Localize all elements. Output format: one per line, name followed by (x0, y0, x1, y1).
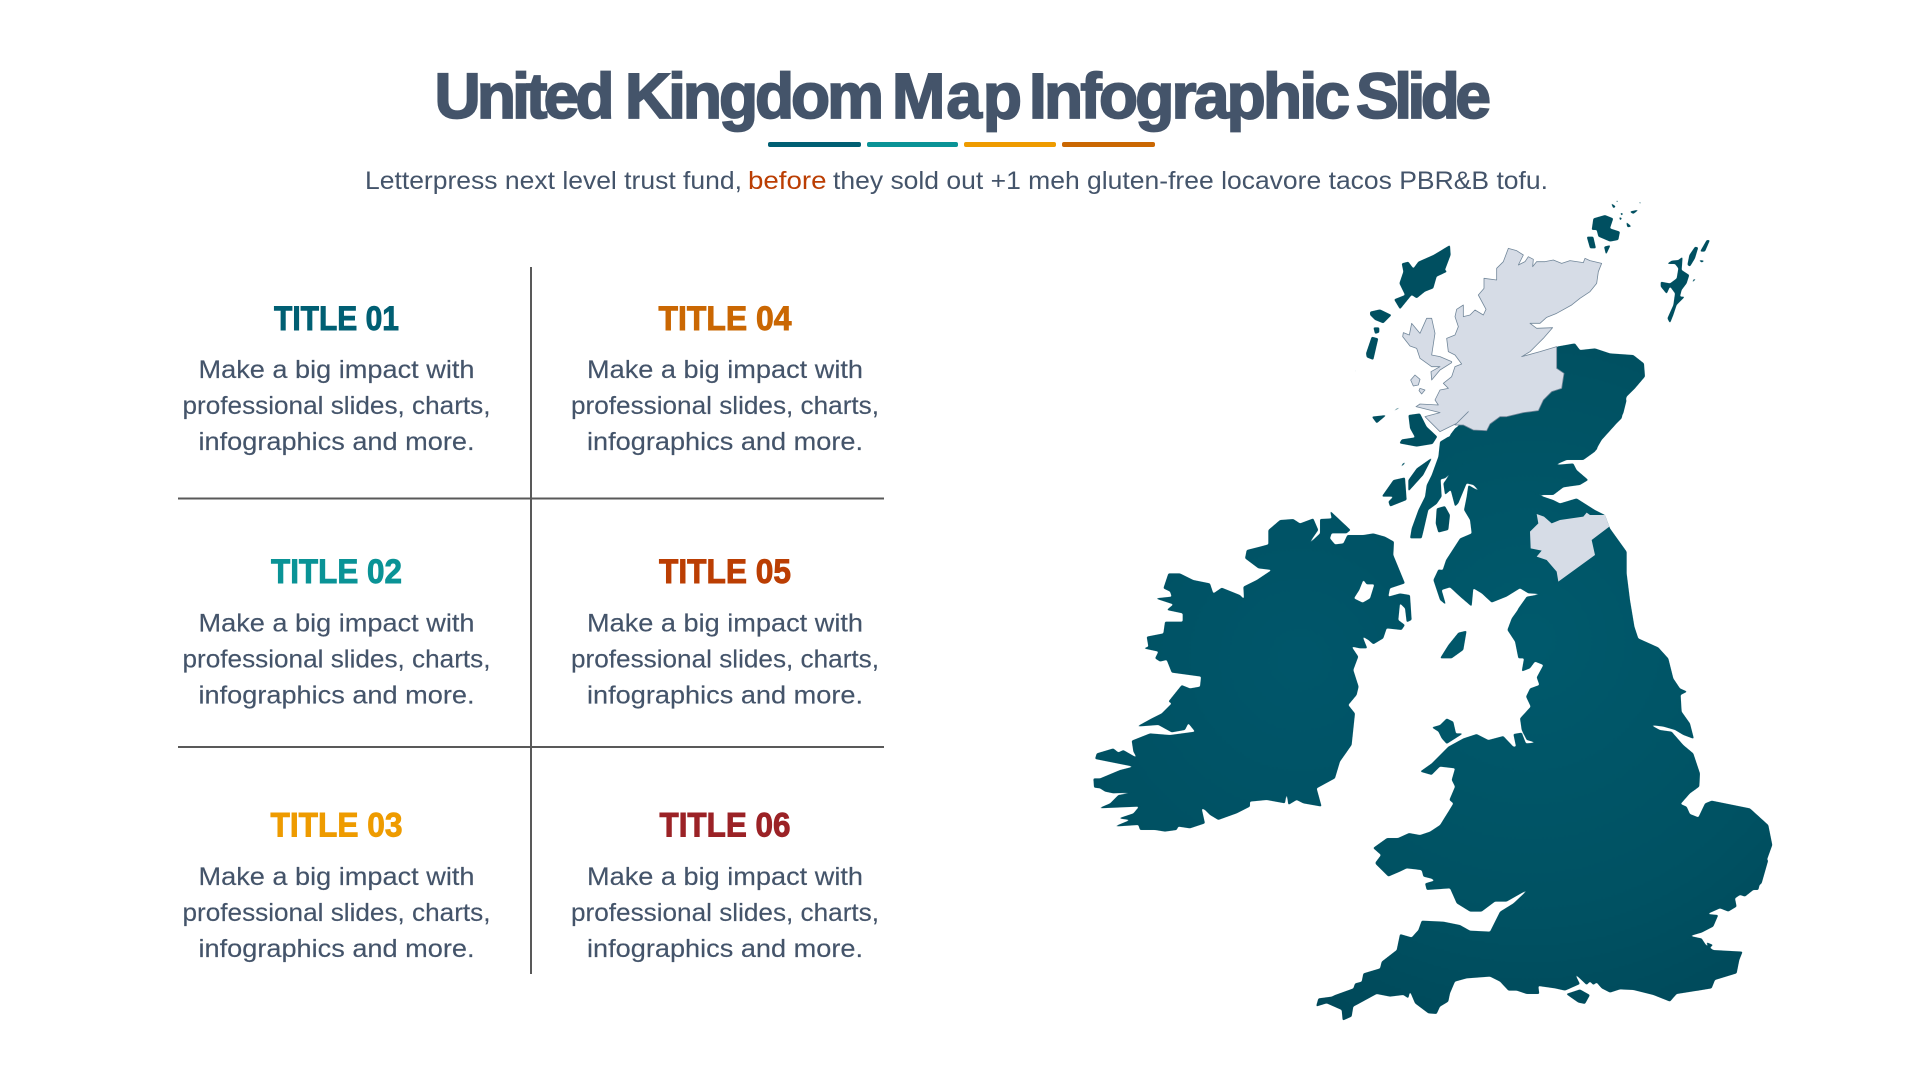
panel: title 06 (571, 806, 879, 963)
title (434, 60, 1491, 132)
panel: title 02: TITLE 02 (271, 553, 402, 591)
panel: title 03 (182, 806, 490, 963)
subtitle: they sold out +1 meh gluten-free locavore tacos PBR&B tofu. (833, 167, 1548, 195)
panel: title 01 (182, 300, 490, 456)
panel: title 02 (182, 553, 490, 710)
panel: title 04: Make a big impact with (587, 356, 863, 384)
map: Scottish islands (1350, 195, 1715, 535)
accent bars under title (768, 142, 1155, 147)
map: Great Britain (1310, 340, 1780, 1030)
title: Map (892, 60, 1022, 132)
panel: title 01: professional slides, charts, (182, 392, 490, 420)
panel: title 03: Make a big impact with (198, 863, 474, 891)
panel: title 06: infographics and more. (587, 935, 863, 963)
panel: title 02: professional slides, charts, (182, 646, 490, 674)
subtitle: Letterpress next level trust fund, (365, 167, 742, 195)
panel: title 06: TITLE 06 (660, 806, 790, 844)
title: Slide (1356, 60, 1491, 132)
panel: title 05: TITLE 05 (659, 553, 791, 591)
grid dividers (178, 267, 884, 974)
panel: title 03: infographics and more. (198, 935, 474, 963)
map: United Kingdom and Ireland (1090, 195, 1780, 1030)
subtitle (365, 167, 1548, 195)
panel: title 04: infographics and more. (587, 428, 863, 456)
panel: title 04: TITLE 04 (658, 300, 792, 338)
title: Kingdom (625, 60, 884, 132)
panel: title 01: infographics and more. (198, 428, 474, 456)
map: Highlands highlighted region (1403, 248, 1602, 432)
panel: title 05: infographics and more. (587, 682, 863, 710)
panel: title 04 (571, 300, 879, 456)
panel: title 03: professional slides, charts, (182, 899, 490, 927)
panel: title 02: Make a big impact with (198, 610, 474, 638)
panel: title 04: professional slides, charts, (571, 392, 879, 420)
panel: title 05: Make a big impact with (587, 610, 863, 638)
panel: title 06: professional slides, charts, (571, 899, 879, 927)
panel: title 02: infographics and more. (198, 682, 474, 710)
map: dark land masses (1090, 195, 1780, 1030)
panel: title 06: Make a big impact with (587, 863, 863, 891)
subtitle: before (748, 167, 826, 195)
panel: title 05: professional slides, charts, (571, 646, 879, 674)
map: Ireland (1090, 505, 1415, 840)
title: Infographic (1029, 60, 1350, 132)
panel: title 05 (571, 553, 879, 710)
panel: title 01: Make a big impact with (198, 356, 474, 384)
title: United (434, 60, 614, 132)
panel: title 03: TITLE 03 (270, 806, 402, 844)
panel: title 01: TITLE 01 (274, 300, 399, 338)
map: Borders highlighted region (1530, 513, 1609, 582)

• [Set problem] List every line of the listing above that contains the word "impact".

• [Solution]
panel: title 04: Make a big impact with (587, 356, 863, 384)
panel: title 03: Make a big impact with (198, 863, 474, 891)
panel: title 02: Make a big impact with (198, 610, 474, 638)
panel: title 05: Make a big impact with (587, 610, 863, 638)
panel: title 06: Make a big impact with (587, 863, 863, 891)
panel: title 01: Make a big impact with (198, 356, 474, 384)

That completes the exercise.